What is needed. List all lines in the material below that contain "activity".

Collected data.
* Start *
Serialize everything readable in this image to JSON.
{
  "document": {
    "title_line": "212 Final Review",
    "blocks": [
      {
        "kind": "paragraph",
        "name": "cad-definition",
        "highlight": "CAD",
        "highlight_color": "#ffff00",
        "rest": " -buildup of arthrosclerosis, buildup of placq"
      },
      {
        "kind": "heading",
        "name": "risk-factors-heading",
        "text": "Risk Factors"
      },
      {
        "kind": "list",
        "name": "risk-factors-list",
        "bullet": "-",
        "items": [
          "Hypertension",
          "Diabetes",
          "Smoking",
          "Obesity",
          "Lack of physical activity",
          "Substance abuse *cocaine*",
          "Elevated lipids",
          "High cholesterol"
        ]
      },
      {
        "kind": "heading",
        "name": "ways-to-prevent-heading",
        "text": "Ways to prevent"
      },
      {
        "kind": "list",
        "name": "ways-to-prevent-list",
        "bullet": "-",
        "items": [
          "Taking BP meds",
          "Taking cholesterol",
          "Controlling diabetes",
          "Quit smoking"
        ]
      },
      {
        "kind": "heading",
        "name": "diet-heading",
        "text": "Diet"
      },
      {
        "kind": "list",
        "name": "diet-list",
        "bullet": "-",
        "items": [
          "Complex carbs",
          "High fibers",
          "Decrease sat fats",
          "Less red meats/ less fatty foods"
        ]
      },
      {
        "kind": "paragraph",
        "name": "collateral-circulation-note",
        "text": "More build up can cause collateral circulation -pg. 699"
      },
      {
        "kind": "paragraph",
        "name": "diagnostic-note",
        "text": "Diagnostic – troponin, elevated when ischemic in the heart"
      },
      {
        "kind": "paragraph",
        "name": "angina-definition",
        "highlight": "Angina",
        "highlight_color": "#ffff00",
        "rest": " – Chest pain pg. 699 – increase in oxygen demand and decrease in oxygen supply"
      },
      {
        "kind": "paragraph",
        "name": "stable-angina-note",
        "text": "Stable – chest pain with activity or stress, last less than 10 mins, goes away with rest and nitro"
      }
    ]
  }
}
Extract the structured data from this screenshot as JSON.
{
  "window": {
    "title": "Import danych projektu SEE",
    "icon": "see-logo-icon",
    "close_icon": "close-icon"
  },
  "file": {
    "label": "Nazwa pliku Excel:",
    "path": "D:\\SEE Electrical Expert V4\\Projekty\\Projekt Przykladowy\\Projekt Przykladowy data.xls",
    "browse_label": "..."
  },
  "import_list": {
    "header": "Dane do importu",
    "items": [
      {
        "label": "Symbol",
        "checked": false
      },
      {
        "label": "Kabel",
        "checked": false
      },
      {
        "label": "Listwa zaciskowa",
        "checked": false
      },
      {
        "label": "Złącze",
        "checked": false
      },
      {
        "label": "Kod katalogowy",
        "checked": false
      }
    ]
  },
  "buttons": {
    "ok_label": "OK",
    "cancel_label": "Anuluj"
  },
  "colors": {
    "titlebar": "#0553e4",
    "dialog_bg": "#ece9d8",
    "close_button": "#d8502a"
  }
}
* End *
Answer to this task.
          "Lack of physical activity",
        "text": "Stable – chest pain with activity or stress, last less than 10 mins, goes away with rest and nitro"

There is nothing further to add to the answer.